■ Task instructions
Extract every line of the listing below that contains the string "humanitarian", treating uppercase and lowercase letters as different.
** BEGIN Dataset records **
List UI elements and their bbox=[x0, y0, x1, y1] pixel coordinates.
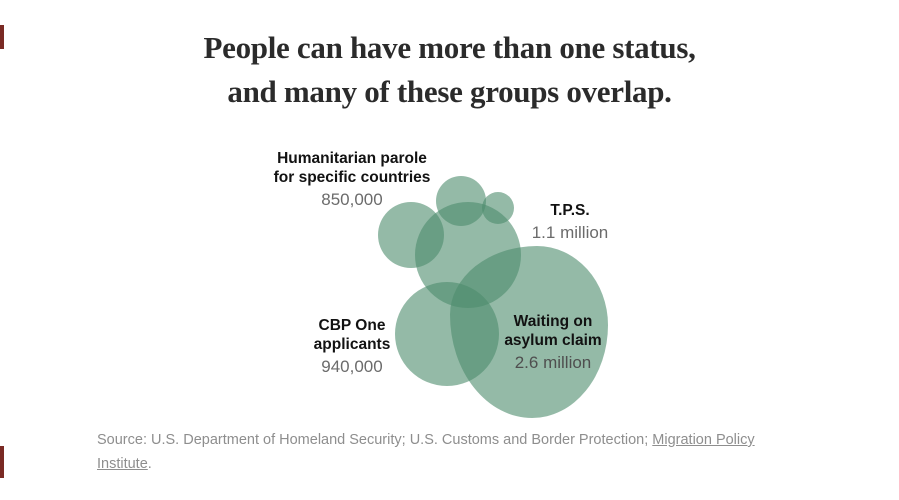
chart-title-line2: and many of these groups overlap. bbox=[227, 74, 672, 109]
left-edge-artifact-bottom bbox=[0, 446, 4, 478]
label-asylum-claim: Waiting on asylum claim 2.6 million bbox=[482, 312, 624, 373]
humanitarian-label-line1: Humanitarian parole bbox=[277, 150, 427, 167]
source-note: Source: U.S. Department of Homeland Secu… bbox=[97, 429, 797, 476]
left-edge-artifact-top bbox=[0, 25, 4, 49]
cbp-label-line2: applicants bbox=[313, 336, 391, 353]
source-text: Source: U.S. Department of Homeland Secu… bbox=[97, 432, 653, 448]
label-humanitarian-parole: Humanitarian parole for specific countri… bbox=[257, 149, 447, 210]
bubble-asylum-claim bbox=[450, 246, 608, 418]
source-link-institute[interactable]: Institute bbox=[97, 455, 148, 472]
asylum-value: 2.6 million bbox=[514, 353, 592, 372]
asylum-label-line1: Waiting on bbox=[513, 313, 593, 330]
source-link-migration-policy[interactable]: Migration Policy bbox=[652, 432, 755, 448]
asylum-label-line2: asylum claim bbox=[504, 332, 602, 349]
humanitarian-value: 850,000 bbox=[321, 190, 383, 209]
cbp-value: 940,000 bbox=[321, 357, 383, 376]
label-cbp-one: CBP One applicants 940,000 bbox=[292, 316, 412, 377]
chart-title-line1: People can have more than one status, bbox=[203, 30, 696, 65]
humanitarian-label-line2: for specific countries bbox=[273, 169, 431, 186]
label-tps: T.P.S. 1.1 million bbox=[508, 201, 632, 243]
tps-label: T.P.S. bbox=[550, 202, 590, 219]
source-period: . bbox=[147, 455, 152, 472]
cbp-label-line1: CBP One bbox=[318, 317, 386, 334]
chart-title: People can have more than one status, an… bbox=[0, 26, 899, 114]
tps-value: 1.1 million bbox=[531, 223, 609, 242]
** END Dataset records **
■ Correct output
humanitarian-label-line1: Humanitarian parole bbox=[277, 150, 427, 167]
label-humanitarian-parole: Humanitarian parole for specific countri… bbox=[257, 149, 447, 210]
humanitarian-value: 850,000 bbox=[321, 190, 383, 209]
humanitarian-label-line2: for specific countries bbox=[273, 169, 431, 186]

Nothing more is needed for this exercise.